*What to do:* Leave out the pictures and reproduce all of the data exactly.

*Dataset items:*
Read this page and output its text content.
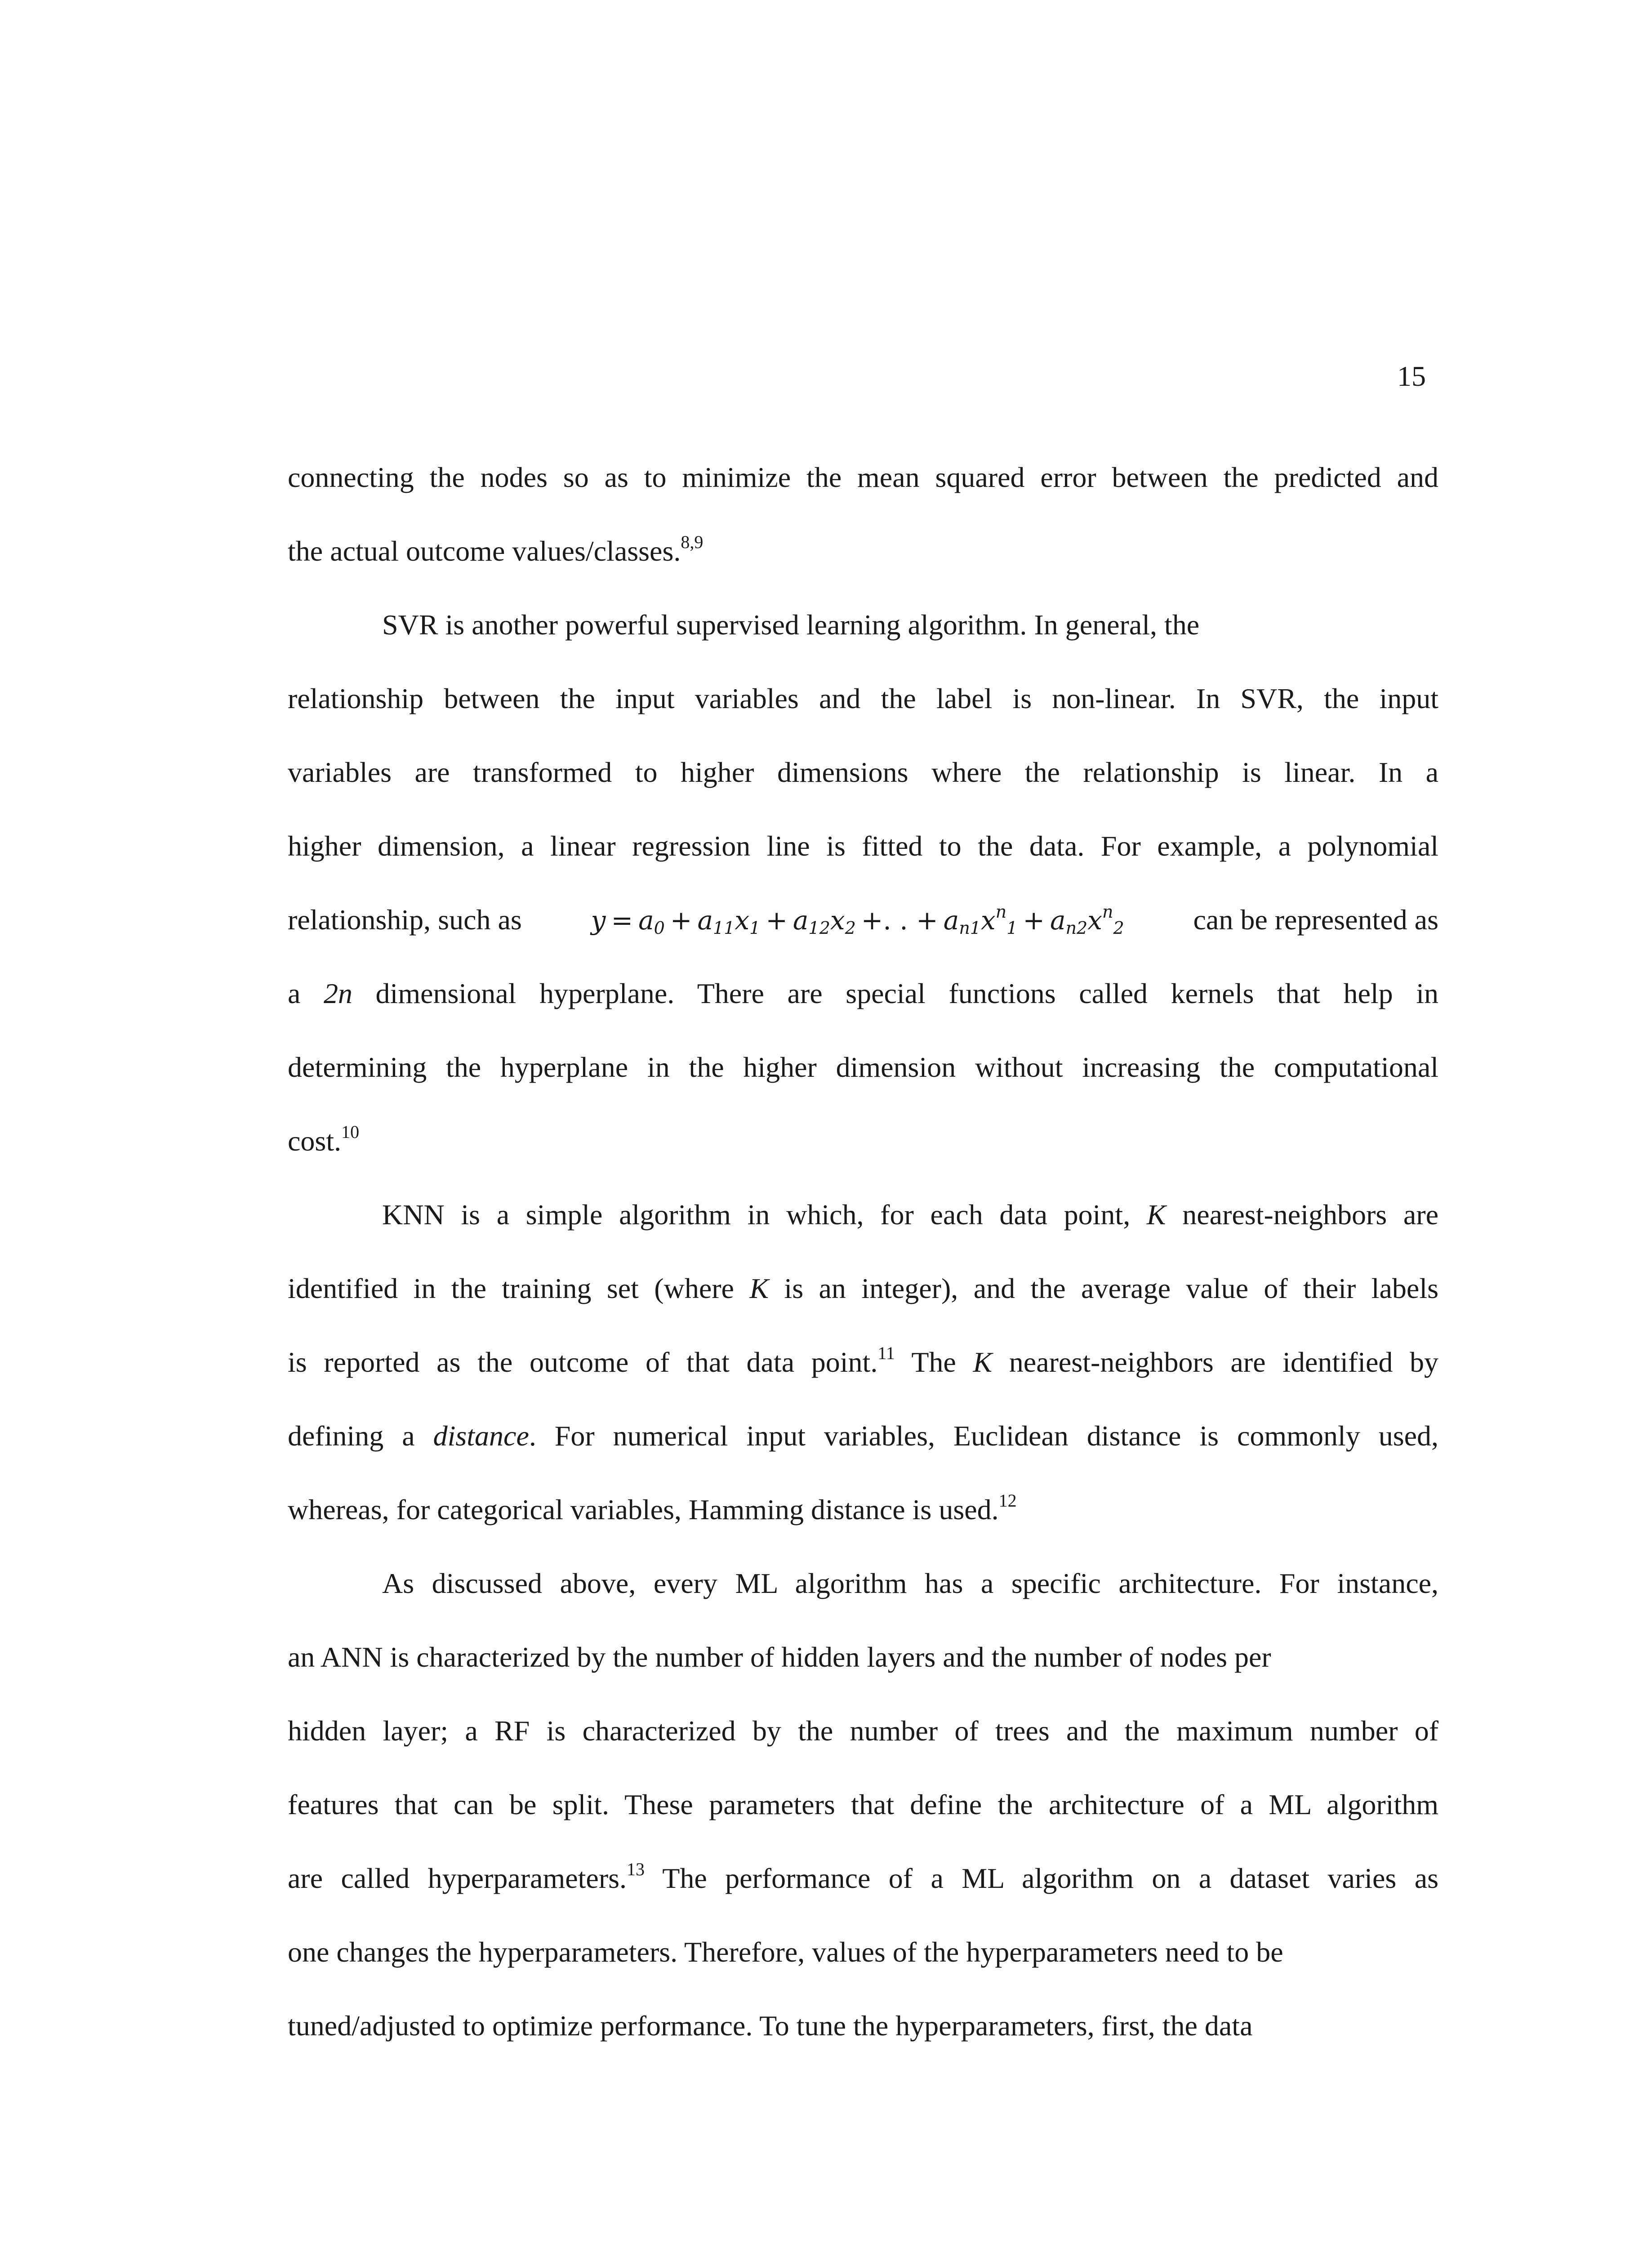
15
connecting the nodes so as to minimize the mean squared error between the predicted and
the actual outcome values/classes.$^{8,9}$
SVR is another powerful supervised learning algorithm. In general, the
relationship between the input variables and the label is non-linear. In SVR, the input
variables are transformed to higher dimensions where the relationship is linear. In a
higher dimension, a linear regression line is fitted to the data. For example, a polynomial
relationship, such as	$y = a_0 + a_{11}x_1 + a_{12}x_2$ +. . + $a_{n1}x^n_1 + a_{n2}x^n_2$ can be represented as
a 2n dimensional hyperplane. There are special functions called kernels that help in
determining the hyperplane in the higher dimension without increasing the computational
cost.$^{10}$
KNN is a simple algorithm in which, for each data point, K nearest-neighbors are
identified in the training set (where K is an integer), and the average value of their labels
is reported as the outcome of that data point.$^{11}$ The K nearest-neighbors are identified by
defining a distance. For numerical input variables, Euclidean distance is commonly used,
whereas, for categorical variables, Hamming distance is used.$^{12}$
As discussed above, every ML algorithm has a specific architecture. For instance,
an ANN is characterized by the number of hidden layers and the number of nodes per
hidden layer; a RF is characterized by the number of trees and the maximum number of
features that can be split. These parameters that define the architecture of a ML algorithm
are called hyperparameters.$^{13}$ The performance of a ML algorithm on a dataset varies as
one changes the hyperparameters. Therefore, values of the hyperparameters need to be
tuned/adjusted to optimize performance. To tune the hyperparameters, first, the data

*Written response:*
Read this page and output its text content.
15
connecting the nodes so as to minimize the mean squared error between the predicted and
the actual outcome values/classes.$^{8,9}$
SVR is another powerful supervised learning algorithm. In general, the
relationship between the input variables and the label is non-linear. In SVR, the input
variables are transformed to higher dimensions where the relationship is linear. In a
higher dimension, a linear regression line is fitted to the data. For example, a polynomial
relationship, such as	$y = a_0 + a_{11}x_1 + a_{12}x_2$ +. . + $a_{n1}x^n_1 + a_{n2}x^n_2$ can be represented as
a 2n dimensional hyperplane. There are special functions called kernels that help in
determining the hyperplane in the higher dimension without increasing the computational
cost.$^{10}$
KNN is a simple algorithm in which, for each data point, K nearest-neighbors are
identified in the training set (where K is an integer), and the average value of their labels
is reported as the outcome of that data point.$^{11}$ The K nearest-neighbors are identified by
defining a distance. For numerical input variables, Euclidean distance is commonly used,
whereas, for categorical variables, Hamming distance is used.$^{12}$
As discussed above, every ML algorithm has a specific architecture. For instance,
an ANN is characterized by the number of hidden layers and the number of nodes per
hidden layer; a RF is characterized by the number of trees and the maximum number of
features that can be split. These parameters that define the architecture of a ML algorithm
are called hyperparameters.$^{13}$ The performance of a ML algorithm on a dataset varies as
one changes the hyperparameters. Therefore, values of the hyperparameters need to be
tuned/adjusted to optimize performance. To tune the hyperparameters, first, the data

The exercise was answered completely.